§ **Dataset rows about figures**:
● ● ● ● ●

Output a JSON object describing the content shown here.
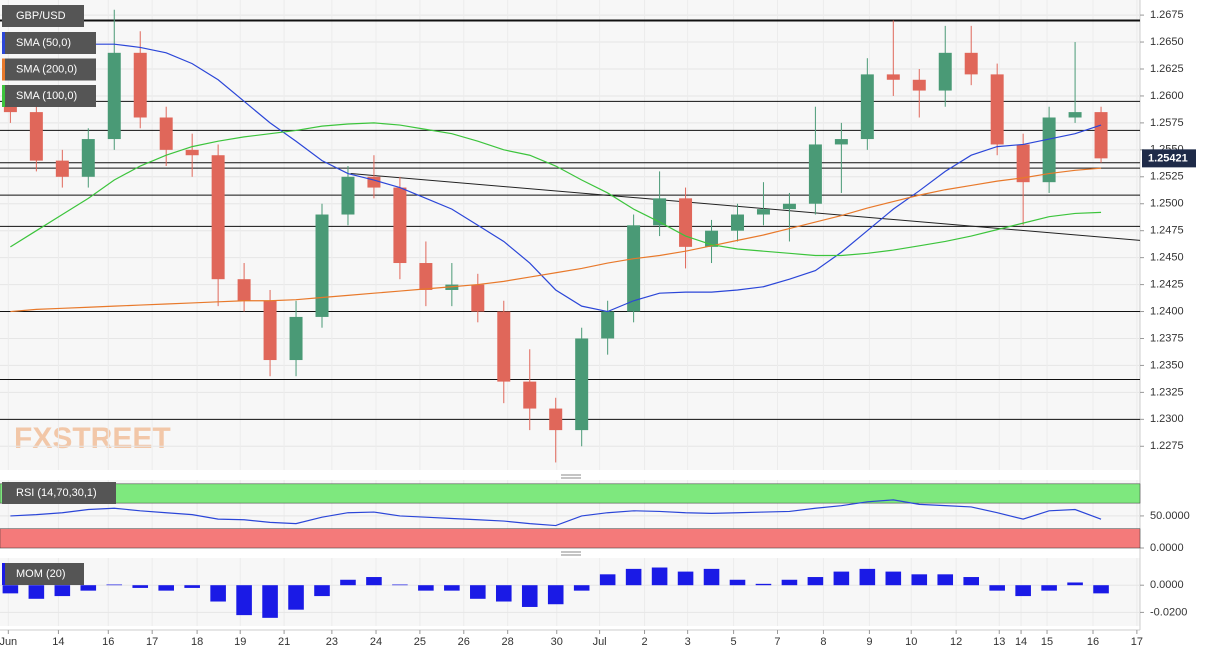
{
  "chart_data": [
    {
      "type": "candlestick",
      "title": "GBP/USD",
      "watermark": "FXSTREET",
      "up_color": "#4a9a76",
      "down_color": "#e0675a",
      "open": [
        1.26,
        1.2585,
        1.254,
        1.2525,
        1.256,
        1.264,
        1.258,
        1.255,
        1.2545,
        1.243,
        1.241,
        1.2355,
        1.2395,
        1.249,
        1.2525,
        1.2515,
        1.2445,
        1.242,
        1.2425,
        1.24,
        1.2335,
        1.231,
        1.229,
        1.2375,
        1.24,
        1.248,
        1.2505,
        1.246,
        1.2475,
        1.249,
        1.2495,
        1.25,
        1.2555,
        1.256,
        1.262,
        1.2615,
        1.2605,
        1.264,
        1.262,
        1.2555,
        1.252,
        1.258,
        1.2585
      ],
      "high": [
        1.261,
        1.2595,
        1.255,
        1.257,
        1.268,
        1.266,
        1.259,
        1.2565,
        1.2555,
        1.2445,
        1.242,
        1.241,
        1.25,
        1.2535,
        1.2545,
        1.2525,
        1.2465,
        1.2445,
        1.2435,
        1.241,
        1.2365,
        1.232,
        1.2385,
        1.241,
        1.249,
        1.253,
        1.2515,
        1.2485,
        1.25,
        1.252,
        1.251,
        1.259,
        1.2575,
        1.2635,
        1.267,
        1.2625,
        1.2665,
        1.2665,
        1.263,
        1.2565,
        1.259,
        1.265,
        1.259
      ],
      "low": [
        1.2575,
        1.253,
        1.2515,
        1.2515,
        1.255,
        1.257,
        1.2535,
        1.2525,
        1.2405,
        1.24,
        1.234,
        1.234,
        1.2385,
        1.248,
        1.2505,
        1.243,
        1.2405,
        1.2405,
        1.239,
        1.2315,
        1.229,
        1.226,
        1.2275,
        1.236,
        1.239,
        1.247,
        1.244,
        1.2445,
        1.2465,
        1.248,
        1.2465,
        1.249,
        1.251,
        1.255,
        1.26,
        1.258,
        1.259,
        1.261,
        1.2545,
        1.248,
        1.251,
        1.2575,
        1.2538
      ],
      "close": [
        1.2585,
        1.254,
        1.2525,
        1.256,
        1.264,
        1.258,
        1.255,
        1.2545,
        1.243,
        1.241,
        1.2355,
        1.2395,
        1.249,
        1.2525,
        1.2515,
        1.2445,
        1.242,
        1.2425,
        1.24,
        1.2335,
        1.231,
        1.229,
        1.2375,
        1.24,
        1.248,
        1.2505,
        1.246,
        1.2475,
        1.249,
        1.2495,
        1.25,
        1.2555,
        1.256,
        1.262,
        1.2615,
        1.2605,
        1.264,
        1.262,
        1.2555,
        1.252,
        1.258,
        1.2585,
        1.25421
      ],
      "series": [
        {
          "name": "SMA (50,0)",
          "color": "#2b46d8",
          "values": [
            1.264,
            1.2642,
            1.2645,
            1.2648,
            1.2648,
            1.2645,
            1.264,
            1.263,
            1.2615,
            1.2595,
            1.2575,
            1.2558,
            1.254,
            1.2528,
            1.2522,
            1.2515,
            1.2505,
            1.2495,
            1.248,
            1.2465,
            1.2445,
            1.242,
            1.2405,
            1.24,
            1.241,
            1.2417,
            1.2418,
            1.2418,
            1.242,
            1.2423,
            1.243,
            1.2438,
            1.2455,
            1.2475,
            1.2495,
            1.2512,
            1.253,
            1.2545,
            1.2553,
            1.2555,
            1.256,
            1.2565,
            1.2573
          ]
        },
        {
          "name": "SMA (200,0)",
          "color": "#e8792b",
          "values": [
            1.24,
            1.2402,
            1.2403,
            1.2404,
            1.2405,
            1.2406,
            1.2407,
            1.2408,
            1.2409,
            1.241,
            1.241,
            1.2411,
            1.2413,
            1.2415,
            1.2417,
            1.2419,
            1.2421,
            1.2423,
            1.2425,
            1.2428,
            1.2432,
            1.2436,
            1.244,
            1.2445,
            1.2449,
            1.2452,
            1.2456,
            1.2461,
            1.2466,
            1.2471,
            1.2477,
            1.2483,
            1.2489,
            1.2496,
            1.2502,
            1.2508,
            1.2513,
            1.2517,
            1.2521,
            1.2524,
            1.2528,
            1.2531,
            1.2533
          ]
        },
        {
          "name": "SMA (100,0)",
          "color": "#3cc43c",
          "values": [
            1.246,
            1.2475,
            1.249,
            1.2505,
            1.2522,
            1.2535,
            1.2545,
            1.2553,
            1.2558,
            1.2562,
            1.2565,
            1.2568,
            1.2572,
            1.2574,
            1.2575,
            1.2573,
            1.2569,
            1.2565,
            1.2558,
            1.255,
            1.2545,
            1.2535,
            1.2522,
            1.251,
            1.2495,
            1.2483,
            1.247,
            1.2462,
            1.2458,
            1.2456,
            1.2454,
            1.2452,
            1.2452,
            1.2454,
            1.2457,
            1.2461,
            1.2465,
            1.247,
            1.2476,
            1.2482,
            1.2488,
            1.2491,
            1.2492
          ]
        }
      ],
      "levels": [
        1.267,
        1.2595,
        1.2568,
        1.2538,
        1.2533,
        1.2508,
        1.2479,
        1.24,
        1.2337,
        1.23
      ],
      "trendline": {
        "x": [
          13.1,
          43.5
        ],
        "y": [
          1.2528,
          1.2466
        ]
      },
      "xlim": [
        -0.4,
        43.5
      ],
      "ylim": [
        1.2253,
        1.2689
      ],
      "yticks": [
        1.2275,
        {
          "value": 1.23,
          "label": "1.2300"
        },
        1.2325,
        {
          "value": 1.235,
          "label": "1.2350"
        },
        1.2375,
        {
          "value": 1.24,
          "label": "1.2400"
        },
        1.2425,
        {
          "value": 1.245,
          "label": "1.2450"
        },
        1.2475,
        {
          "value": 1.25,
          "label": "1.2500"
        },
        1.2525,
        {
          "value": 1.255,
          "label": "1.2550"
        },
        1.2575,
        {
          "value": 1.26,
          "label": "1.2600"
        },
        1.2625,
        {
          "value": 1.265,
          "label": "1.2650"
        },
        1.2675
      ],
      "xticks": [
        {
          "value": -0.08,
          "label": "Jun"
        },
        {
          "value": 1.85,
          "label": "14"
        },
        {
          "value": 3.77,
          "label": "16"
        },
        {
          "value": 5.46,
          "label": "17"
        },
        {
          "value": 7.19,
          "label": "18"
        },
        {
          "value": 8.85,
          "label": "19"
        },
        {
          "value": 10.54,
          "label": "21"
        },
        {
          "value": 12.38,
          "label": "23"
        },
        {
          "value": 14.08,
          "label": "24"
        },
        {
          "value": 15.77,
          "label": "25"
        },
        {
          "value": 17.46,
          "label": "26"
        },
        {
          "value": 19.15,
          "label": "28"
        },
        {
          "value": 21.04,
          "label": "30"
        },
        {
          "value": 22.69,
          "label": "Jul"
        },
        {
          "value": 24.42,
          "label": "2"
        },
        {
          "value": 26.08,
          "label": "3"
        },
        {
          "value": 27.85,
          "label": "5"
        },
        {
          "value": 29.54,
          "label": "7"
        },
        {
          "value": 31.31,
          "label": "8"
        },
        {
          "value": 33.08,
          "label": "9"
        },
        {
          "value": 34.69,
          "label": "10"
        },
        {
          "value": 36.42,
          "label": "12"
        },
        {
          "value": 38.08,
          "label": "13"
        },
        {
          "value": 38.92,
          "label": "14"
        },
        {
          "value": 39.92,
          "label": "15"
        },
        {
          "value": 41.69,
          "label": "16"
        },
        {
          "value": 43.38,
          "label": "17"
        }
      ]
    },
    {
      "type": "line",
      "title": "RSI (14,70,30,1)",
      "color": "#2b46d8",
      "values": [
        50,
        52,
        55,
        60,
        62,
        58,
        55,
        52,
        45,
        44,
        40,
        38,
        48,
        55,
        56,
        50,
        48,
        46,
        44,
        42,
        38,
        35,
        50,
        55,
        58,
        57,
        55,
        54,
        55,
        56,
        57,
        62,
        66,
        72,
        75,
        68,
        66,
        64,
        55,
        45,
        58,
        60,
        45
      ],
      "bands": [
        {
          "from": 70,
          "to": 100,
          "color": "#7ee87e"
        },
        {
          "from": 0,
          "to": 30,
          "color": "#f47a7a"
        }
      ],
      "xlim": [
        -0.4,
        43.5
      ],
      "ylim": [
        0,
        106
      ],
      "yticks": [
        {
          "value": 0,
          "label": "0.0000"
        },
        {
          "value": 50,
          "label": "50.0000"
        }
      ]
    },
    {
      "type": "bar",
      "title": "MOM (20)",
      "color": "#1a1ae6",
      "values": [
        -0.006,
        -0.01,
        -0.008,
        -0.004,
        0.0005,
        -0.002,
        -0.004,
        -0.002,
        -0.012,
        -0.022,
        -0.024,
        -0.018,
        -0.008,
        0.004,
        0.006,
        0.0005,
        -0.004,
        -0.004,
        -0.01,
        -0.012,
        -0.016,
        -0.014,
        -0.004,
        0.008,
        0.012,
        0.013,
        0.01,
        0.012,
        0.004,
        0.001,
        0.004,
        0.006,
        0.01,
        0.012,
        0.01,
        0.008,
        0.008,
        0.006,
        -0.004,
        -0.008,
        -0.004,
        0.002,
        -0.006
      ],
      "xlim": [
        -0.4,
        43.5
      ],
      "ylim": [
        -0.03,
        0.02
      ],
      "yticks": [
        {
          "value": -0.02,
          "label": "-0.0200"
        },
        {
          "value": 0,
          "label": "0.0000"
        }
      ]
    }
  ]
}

● ● ● ● ●

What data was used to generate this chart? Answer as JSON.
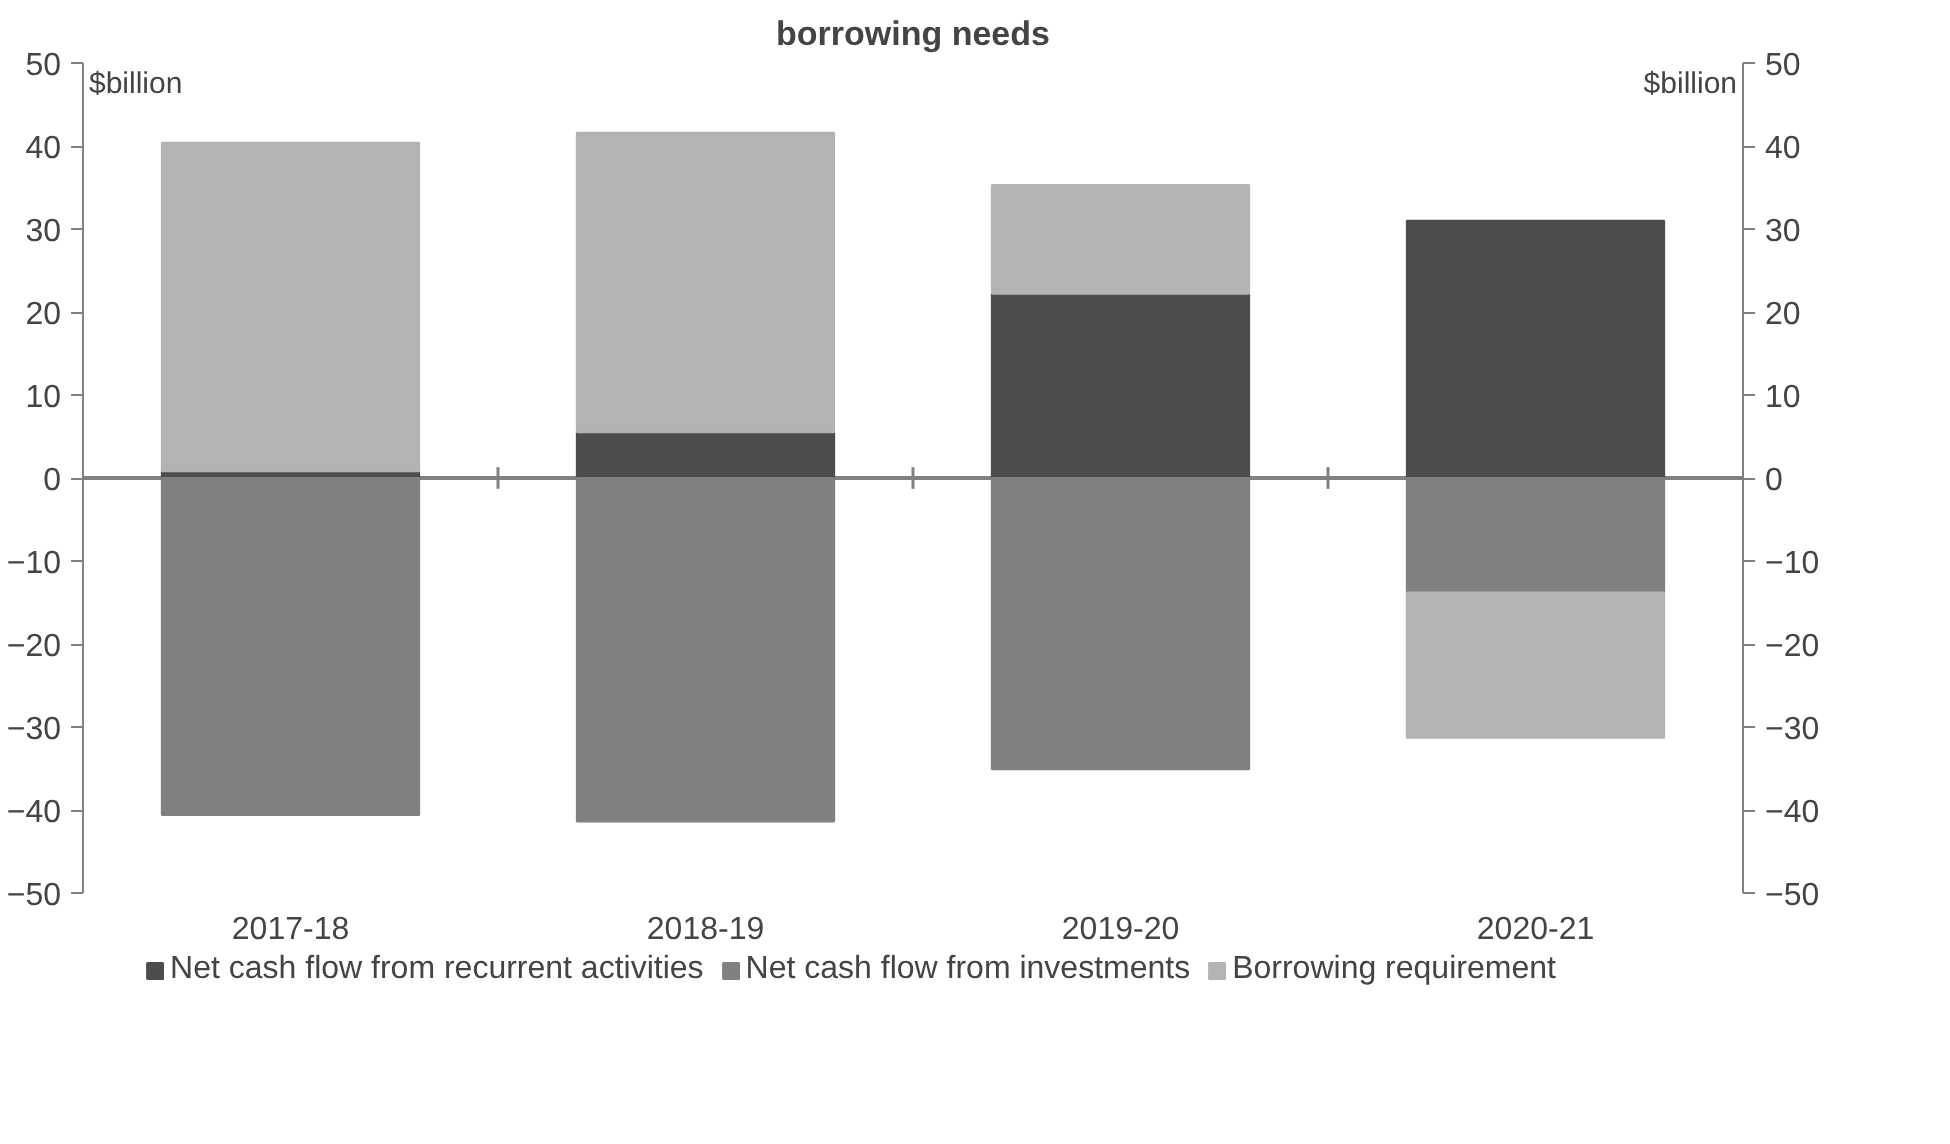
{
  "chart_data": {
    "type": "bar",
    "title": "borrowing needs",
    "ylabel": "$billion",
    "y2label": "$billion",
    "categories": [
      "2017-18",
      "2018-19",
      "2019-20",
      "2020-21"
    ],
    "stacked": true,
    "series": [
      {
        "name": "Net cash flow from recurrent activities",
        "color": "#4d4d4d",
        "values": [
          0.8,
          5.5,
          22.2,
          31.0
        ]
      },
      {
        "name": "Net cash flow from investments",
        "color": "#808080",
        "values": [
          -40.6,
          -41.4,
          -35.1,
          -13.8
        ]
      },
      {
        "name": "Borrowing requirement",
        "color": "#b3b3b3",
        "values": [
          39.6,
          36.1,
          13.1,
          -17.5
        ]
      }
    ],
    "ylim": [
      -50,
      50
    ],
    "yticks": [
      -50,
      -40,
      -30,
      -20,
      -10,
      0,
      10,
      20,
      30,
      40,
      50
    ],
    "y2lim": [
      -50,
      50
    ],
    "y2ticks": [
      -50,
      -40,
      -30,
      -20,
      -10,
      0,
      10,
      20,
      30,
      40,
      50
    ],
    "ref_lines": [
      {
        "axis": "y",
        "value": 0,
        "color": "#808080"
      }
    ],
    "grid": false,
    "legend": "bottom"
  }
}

● ● ● ● ●

§ **Exercise details**: Find every line in the records above that holds the word "flow", and copy each one.

§ **Response to the task**:
        "name": "Net cash flow from recurrent activities",
        "name": "Net cash flow from investments",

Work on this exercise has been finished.